### Exercise task
Copy out every line containing the word "的方程为".
----- Records provided
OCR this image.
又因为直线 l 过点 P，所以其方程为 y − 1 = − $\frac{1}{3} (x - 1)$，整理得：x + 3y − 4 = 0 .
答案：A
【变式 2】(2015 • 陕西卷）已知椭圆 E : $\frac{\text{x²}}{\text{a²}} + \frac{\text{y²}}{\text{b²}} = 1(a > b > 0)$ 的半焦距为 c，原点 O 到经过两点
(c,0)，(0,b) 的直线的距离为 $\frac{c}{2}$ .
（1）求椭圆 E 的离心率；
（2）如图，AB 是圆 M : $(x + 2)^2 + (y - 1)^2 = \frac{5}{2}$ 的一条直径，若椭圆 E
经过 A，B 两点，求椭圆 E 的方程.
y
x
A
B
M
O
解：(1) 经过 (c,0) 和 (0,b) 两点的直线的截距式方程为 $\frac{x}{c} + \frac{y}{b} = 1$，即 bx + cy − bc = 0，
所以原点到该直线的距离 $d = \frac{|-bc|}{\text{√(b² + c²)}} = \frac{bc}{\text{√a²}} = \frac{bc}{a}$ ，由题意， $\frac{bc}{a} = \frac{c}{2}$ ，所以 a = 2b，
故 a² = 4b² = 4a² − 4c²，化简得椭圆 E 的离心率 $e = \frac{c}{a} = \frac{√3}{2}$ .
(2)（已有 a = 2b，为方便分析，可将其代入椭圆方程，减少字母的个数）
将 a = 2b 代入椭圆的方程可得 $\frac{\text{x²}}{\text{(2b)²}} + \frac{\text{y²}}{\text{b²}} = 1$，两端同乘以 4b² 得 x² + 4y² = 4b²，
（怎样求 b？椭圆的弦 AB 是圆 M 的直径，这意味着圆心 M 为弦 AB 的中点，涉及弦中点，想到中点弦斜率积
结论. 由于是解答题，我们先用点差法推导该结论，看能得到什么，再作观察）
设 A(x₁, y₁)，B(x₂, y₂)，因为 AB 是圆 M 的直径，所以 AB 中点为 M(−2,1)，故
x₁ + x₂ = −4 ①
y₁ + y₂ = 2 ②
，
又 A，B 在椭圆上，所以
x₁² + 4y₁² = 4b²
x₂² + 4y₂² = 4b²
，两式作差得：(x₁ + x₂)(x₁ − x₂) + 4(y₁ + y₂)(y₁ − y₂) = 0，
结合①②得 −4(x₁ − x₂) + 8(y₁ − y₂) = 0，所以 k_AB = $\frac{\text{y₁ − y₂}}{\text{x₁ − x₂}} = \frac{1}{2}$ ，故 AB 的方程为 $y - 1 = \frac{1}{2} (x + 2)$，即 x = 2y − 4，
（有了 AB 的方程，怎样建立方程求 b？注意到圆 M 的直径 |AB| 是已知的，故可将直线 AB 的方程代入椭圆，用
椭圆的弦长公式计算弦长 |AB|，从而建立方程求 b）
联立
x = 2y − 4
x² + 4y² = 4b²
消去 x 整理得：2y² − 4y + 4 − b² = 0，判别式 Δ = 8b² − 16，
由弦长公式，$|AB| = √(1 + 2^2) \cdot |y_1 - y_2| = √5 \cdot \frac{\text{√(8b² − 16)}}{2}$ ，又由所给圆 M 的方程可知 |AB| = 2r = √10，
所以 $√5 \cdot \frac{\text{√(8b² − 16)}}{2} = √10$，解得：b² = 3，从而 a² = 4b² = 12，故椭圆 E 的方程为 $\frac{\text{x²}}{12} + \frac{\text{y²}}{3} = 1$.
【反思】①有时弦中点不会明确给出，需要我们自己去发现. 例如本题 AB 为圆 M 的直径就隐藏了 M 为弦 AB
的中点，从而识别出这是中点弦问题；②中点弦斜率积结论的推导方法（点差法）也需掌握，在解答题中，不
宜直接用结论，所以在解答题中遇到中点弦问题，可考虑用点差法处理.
----------
### Response
结合①②得 −4(x₁ − x₂) + 8(y₁ − y₂) = 0，所以 k_AB = $\frac{\text{y₁ − y₂}}{\text{x₁ − x₂}} = \frac{1}{2}$ ，故 AB 的方程为 $y - 1 = \frac{1}{2} (x + 2)$，即 x = 2y − 4，
所以 $√5 \cdot \frac{\text{√(8b² − 16)}}{2} = √10$，解得：b² = 3，从而 a² = 4b² = 12，故椭圆 E 的方程为 $\frac{\text{x²}}{12} + \frac{\text{y²}}{3} = 1$.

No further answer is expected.